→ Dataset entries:
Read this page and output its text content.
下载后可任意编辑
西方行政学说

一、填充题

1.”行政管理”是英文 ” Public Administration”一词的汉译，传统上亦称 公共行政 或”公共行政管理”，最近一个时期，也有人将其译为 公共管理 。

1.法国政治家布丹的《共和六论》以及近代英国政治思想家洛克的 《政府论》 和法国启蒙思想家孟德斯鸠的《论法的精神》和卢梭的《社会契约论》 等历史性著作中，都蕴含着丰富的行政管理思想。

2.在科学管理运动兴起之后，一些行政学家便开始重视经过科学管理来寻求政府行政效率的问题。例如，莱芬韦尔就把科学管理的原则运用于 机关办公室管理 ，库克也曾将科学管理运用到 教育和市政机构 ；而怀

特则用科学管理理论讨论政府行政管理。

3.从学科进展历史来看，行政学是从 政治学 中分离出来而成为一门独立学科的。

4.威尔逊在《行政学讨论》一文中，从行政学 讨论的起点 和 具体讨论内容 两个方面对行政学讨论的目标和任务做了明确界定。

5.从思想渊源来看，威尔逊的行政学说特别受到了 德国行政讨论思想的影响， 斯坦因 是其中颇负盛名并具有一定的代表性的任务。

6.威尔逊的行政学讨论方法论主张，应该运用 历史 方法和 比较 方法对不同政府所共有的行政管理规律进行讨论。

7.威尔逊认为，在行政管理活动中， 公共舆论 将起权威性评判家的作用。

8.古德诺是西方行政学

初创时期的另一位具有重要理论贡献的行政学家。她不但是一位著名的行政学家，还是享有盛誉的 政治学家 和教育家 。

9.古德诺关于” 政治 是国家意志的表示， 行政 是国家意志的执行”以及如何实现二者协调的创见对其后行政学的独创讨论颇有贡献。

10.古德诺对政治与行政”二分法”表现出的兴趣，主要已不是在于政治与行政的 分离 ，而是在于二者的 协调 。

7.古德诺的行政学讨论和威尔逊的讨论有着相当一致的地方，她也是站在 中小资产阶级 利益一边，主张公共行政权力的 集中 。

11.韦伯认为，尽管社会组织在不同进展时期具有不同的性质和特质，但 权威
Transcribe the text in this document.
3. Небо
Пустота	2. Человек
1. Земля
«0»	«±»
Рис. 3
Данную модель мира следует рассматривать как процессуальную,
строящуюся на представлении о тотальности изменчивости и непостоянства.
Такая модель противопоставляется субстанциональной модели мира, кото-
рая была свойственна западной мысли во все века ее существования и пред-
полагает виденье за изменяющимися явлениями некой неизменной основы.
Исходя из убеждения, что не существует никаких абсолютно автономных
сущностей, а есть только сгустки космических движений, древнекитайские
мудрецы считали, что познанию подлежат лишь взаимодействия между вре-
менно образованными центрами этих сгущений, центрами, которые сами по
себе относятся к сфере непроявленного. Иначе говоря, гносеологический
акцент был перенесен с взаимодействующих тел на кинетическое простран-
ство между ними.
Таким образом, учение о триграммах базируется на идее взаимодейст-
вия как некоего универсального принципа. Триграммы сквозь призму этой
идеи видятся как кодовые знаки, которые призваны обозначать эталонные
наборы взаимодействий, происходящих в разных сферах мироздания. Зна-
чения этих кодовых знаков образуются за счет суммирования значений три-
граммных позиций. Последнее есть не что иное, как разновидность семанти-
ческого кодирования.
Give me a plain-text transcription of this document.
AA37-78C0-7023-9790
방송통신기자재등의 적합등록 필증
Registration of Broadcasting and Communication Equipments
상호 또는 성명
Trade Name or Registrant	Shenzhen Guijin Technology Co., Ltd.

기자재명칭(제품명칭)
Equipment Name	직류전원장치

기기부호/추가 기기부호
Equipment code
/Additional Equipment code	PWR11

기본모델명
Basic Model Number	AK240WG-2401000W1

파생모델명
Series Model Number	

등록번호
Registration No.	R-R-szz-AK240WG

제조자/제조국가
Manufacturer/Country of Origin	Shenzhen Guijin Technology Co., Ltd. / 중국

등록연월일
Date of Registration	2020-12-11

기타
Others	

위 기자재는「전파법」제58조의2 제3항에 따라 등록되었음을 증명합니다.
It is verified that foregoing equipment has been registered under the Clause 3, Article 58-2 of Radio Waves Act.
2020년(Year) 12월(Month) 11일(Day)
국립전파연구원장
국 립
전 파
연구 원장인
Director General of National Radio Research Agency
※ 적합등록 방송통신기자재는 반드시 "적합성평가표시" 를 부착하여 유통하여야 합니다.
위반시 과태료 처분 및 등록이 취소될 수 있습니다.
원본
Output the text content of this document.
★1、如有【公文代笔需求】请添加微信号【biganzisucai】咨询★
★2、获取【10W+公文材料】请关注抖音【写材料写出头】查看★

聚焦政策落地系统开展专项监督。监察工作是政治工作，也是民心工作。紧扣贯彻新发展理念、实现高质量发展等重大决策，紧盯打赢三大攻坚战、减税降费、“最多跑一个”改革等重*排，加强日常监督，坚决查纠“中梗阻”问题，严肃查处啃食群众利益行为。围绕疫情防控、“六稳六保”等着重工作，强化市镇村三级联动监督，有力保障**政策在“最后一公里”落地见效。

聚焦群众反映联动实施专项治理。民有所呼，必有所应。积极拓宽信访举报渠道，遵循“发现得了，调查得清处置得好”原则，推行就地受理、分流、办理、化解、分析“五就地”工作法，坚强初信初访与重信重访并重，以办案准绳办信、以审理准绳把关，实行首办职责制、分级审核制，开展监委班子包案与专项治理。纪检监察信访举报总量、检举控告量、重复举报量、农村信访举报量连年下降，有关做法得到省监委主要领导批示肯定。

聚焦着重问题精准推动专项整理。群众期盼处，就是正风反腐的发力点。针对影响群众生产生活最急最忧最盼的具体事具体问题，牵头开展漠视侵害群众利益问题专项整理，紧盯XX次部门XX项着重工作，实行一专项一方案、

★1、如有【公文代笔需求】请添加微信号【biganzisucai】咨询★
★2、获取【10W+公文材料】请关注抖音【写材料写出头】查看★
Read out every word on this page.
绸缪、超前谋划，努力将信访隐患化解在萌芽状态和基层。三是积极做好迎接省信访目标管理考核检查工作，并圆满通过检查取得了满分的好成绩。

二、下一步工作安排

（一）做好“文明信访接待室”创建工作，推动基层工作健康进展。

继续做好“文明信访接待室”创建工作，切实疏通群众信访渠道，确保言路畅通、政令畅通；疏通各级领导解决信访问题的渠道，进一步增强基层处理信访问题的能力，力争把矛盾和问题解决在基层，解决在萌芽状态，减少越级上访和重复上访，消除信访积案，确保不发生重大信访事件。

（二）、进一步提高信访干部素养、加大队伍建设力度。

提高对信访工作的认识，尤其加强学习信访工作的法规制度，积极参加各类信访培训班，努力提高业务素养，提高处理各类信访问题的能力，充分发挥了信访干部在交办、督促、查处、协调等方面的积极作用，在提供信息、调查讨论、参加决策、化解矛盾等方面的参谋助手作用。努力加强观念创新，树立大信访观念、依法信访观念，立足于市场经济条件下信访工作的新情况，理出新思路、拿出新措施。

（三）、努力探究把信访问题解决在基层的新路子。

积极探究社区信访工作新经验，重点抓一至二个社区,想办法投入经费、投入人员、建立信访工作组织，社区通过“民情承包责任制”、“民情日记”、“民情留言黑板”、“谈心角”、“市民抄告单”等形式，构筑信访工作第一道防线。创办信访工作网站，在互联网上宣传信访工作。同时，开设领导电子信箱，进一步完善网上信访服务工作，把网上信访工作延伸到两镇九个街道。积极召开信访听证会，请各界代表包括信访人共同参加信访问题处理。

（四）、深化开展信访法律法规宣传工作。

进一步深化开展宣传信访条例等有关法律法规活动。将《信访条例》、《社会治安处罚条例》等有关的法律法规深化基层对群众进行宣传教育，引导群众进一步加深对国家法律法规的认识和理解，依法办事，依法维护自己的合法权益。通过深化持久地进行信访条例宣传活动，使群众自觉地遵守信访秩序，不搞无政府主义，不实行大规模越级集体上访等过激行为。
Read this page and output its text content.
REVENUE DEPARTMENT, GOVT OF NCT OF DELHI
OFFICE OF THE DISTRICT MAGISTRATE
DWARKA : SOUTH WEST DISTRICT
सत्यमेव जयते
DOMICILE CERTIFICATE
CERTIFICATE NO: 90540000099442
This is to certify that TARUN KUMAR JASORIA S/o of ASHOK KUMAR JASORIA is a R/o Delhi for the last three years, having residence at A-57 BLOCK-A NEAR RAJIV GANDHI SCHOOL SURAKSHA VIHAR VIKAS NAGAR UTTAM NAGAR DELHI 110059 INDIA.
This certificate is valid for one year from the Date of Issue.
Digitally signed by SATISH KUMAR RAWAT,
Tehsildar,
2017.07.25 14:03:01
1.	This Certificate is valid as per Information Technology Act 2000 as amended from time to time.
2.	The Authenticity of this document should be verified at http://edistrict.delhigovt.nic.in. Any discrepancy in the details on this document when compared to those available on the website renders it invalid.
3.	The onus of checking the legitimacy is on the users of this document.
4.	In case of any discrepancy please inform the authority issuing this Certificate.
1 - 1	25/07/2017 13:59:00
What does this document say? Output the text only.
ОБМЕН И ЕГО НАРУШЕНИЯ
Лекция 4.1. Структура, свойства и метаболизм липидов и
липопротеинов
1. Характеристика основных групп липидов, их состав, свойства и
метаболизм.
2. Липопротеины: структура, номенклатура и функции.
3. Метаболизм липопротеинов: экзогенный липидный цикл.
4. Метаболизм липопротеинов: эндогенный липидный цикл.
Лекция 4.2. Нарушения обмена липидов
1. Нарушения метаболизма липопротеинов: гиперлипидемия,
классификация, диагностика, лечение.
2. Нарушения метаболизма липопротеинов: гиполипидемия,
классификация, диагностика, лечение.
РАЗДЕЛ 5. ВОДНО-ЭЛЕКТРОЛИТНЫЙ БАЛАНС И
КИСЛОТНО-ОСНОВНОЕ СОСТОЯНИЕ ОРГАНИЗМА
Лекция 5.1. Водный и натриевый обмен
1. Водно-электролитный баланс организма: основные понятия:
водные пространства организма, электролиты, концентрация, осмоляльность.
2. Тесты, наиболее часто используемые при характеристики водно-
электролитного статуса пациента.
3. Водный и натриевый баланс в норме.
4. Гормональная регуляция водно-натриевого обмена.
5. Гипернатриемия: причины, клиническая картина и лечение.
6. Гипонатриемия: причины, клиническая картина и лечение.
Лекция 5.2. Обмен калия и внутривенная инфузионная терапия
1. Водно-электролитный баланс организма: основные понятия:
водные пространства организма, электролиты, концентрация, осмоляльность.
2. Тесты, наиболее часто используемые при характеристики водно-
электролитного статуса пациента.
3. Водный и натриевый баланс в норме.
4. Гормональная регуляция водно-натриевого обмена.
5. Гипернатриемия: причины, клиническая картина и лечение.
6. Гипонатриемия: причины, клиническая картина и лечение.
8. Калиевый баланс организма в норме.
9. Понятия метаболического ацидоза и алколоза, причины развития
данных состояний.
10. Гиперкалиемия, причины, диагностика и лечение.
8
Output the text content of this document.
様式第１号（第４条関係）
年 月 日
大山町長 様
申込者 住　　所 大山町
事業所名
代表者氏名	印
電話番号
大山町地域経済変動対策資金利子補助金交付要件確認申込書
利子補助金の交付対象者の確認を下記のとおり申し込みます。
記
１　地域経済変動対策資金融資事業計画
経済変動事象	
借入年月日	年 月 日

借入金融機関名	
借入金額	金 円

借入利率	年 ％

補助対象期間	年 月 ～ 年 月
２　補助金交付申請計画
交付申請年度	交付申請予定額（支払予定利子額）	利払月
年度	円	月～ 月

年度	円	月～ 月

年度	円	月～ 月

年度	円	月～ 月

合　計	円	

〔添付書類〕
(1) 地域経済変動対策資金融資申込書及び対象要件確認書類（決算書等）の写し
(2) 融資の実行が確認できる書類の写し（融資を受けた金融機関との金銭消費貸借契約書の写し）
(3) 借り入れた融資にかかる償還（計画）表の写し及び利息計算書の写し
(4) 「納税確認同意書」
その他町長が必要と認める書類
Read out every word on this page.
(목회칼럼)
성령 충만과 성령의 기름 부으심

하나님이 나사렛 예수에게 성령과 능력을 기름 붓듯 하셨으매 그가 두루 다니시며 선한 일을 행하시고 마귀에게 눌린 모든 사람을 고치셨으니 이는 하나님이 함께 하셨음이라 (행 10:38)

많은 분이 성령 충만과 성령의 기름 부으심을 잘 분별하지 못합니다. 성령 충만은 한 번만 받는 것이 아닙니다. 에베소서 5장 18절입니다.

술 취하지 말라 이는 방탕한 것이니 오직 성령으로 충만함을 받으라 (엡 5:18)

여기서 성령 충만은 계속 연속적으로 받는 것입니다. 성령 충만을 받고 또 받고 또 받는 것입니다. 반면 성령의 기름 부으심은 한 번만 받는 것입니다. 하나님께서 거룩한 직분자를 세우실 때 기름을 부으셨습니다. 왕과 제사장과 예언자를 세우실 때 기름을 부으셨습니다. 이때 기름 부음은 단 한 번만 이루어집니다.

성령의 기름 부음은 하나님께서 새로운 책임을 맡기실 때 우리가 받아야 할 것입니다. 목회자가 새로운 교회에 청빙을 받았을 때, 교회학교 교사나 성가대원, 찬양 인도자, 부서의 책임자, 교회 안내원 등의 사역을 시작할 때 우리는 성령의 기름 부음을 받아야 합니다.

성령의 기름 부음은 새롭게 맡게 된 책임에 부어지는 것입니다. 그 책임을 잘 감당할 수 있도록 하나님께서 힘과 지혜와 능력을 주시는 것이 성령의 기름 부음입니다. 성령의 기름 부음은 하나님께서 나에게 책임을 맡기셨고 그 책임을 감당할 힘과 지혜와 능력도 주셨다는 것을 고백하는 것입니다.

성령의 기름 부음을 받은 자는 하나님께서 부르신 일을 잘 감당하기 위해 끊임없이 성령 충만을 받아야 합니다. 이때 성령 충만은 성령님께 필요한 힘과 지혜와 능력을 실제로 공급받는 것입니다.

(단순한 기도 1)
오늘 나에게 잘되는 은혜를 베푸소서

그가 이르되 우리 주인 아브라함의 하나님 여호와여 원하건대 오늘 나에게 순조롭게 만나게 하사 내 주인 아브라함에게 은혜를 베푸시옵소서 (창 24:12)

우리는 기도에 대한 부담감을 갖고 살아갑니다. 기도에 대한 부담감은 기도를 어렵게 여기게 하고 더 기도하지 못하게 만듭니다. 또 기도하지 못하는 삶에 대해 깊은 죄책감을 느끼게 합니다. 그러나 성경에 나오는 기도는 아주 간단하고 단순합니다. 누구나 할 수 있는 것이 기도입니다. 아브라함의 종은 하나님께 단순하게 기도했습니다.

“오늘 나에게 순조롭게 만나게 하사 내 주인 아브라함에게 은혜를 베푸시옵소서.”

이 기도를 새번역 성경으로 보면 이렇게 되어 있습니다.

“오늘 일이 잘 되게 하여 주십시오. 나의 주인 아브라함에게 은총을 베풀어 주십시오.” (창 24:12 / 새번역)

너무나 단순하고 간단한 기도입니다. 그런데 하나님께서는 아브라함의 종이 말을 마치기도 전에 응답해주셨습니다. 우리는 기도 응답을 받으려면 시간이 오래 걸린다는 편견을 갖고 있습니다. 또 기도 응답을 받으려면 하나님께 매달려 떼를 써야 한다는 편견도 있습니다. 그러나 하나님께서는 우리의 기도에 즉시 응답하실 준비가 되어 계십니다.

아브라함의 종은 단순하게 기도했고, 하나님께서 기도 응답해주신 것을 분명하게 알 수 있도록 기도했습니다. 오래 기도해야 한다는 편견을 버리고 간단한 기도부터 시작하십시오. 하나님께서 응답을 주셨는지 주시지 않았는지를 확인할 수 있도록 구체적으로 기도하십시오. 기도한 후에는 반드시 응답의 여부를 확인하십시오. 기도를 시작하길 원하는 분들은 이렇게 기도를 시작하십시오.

→ WHAT IS EXPECTED: Search the listing for the word "Radio" and return each line that holds it.

→ TASK OUTPUT:
It is verified that foregoing equipment has been registered under the Clause 3, Article 58-2 of Radio Waves Act.
Director General of National Radio Research Agency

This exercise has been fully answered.